> What the task asks
Copy all lines that contain the word "desc".

> Dataset records
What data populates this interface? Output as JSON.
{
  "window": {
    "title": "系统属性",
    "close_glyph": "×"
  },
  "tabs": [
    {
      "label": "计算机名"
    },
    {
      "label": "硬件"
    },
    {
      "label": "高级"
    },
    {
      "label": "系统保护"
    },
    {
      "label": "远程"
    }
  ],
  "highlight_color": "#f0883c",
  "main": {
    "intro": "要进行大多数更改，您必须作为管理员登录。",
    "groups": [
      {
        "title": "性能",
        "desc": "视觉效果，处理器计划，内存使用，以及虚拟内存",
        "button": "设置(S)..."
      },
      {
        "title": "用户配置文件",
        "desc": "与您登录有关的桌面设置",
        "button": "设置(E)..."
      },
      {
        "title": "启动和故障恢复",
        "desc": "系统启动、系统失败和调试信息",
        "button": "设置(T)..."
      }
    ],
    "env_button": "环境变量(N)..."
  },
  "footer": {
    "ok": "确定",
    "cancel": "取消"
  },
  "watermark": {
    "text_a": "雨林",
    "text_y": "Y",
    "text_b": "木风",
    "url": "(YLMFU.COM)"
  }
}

> Solution
        "desc": "视觉效果，处理器计划，内存使用，以及虚拟内存",
        "desc": "与您登录有关的桌面设置",
        "desc": "系统启动、系统失败和调试信息",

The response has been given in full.